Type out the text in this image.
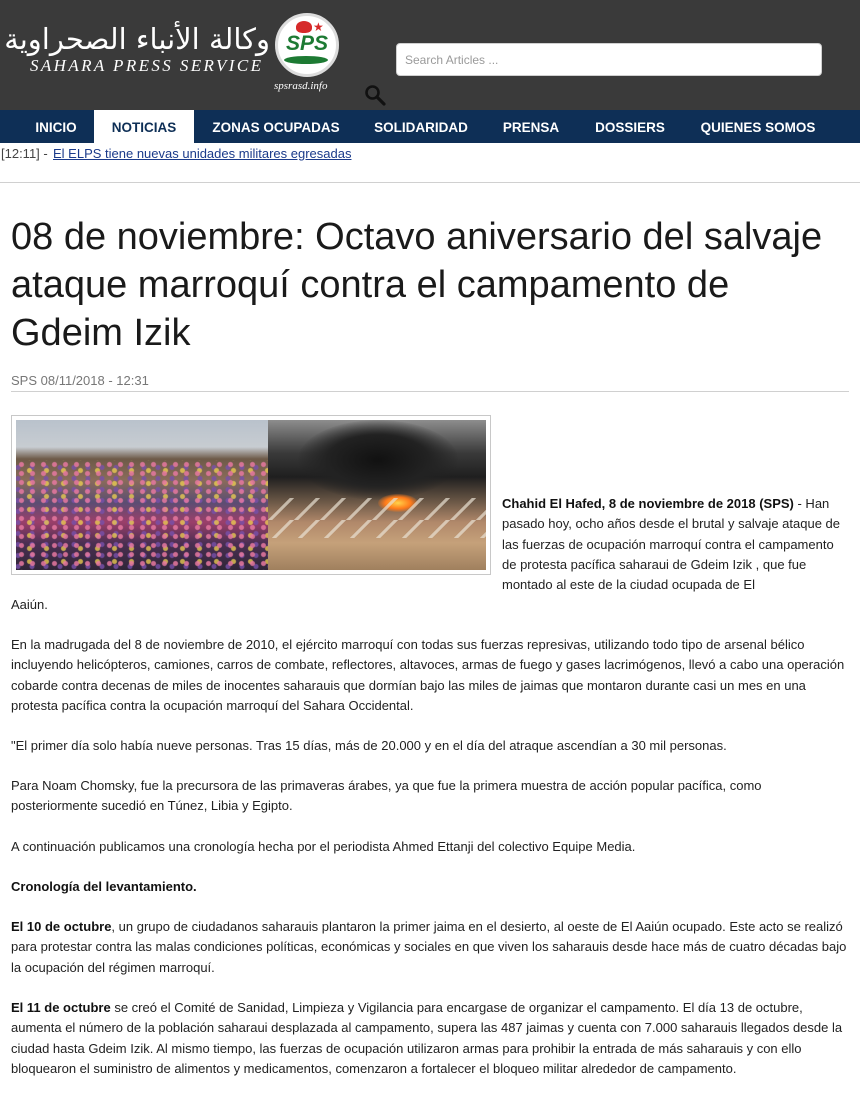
وكالة الأنباء الصحراوية
SAHARA PRESS SERVICE
★
SPS
spsrasd.info
Search Articles ...
INICIO	NOTICIAS	ZONAS OCUPADAS	SOLIDARIDAD	PRENSA	DOSSIERS	QUIENES SOMOS
[12:11] - El ELPS tiene nuevas unidades militares egresadas
08 de noviembre: Octavo aniversario del salvaje ataque marroquí contra el campamento de Gdeim Izik
SPS 08/11/2018 - 12:31
Chahid El Hafed, 8 de noviembre de 2018 (SPS) - Han pasado hoy, ocho años desde el brutal y salvaje ataque de las fuerzas de ocupación marroquí contra el campamento de protesta pacífica saharaui de Gdeim Izik , que fue montado al este de la ciudad ocupada de El
Aaiún.
En la madrugada del 8 de noviembre de 2010, el ejército marroquí con todas sus fuerzas represivas, utilizando todo tipo de arsenal bélico incluyendo helicópteros, camiones, carros de combate, reflectores, altavoces, armas de fuego y gases lacrimógenos, llevó a cabo una operación cobarde contra decenas de miles de inocentes saharauis que dormían bajo las miles de jaimas que montaron durante casi un mes en una protesta pacífica contra la ocupación marroquí del Sahara Occidental.
"El primer día solo había nueve personas. Tras 15 días, más de 20.000 y en el día del atraque ascendían a 30 mil personas.
Para Noam Chomsky, fue la precursora de las primaveras árabes, ya que fue la primera muestra de acción popular pacífica, como posteriormente sucedió en Túnez, Libia y Egipto.
A continuación publicamos una cronología hecha por el periodista Ahmed Ettanji del colectivo Equipe Media.
Cronología del levantamiento.
El 10 de octubre, un grupo de ciudadanos saharauis plantaron la primer jaima en el desierto, al oeste de El Aaiún ocupado. Este acto se realizó para protestar contra las malas condiciones políticas, económicas y sociales en que viven los saharauis desde hace más de cuatro décadas bajo la ocupación del régimen marroquí.
El 11 de octubre se creó el Comité de Sanidad, Limpieza y Vigilancia para encargase de organizar el campamento. El día 13 de octubre, aumenta el número de la población saharaui desplazada al campamento, supera las 487 jaimas y cuenta con 7.000 saharauis llegados desde la ciudad hasta Gdeim Izik. Al mismo tiempo, las fuerzas de ocupación utilizaron armas para prohibir la entrada de más saharauis y con ello bloquearon el suministro de alimentos y medicamentos, comenzaron a fortalecer el bloqueo militar alrededor de campamento.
+---+
■ Stated goal ■
Can you retype every record above exactly, leaving out the pictures?

■ Output for this task ■
Type out the text in this image.
وكالة الأنباء الصحراوية
SAHARA PRESS SERVICE
★
SPS
spsrasd.info
Search Articles ...
INICIO	NOTICIAS	ZONAS OCUPADAS	SOLIDARIDAD	PRENSA	DOSSIERS	QUIENES SOMOS
[12:11] - El ELPS tiene nuevas unidades militares egresadas
08 de noviembre: Octavo aniversario del salvaje ataque marroquí contra el campamento de Gdeim Izik
SPS 08/11/2018 - 12:31
Chahid El Hafed, 8 de noviembre de 2018 (SPS) - Han pasado hoy, ocho años desde el brutal y salvaje ataque de las fuerzas de ocupación marroquí contra el campamento de protesta pacífica saharaui de Gdeim Izik , que fue montado al este de la ciudad ocupada de El
Aaiún.
En la madrugada del 8 de noviembre de 2010, el ejército marroquí con todas sus fuerzas represivas, utilizando todo tipo de arsenal bélico incluyendo helicópteros, camiones, carros de combate, reflectores, altavoces, armas de fuego y gases lacrimógenos, llevó a cabo una operación cobarde contra decenas de miles de inocentes saharauis que dormían bajo las miles de jaimas que montaron durante casi un mes en una protesta pacífica contra la ocupación marroquí del Sahara Occidental.
"El primer día solo había nueve personas. Tras 15 días, más de 20.000 y en el día del atraque ascendían a 30 mil personas.
Para Noam Chomsky, fue la precursora de las primaveras árabes, ya que fue la primera muestra de acción popular pacífica, como posteriormente sucedió en Túnez, Libia y Egipto.
A continuación publicamos una cronología hecha por el periodista Ahmed Ettanji del colectivo Equipe Media.
Cronología del levantamiento.
El 10 de octubre, un grupo de ciudadanos saharauis plantaron la primer jaima en el desierto, al oeste de El Aaiún ocupado. Este acto se realizó para protestar contra las malas condiciones políticas, económicas y sociales en que viven los saharauis desde hace más de cuatro décadas bajo la ocupación del régimen marroquí.
El 11 de octubre se creó el Comité de Sanidad, Limpieza y Vigilancia para encargase de organizar el campamento. El día 13 de octubre, aumenta el número de la población saharaui desplazada al campamento, supera las 487 jaimas y cuenta con 7.000 saharauis llegados desde la ciudad hasta Gdeim Izik. Al mismo tiempo, las fuerzas de ocupación utilizaron armas para prohibir la entrada de más saharauis y con ello bloquearon el suministro de alimentos y medicamentos, comenzaron a fortalecer el bloqueo militar alrededor de campamento.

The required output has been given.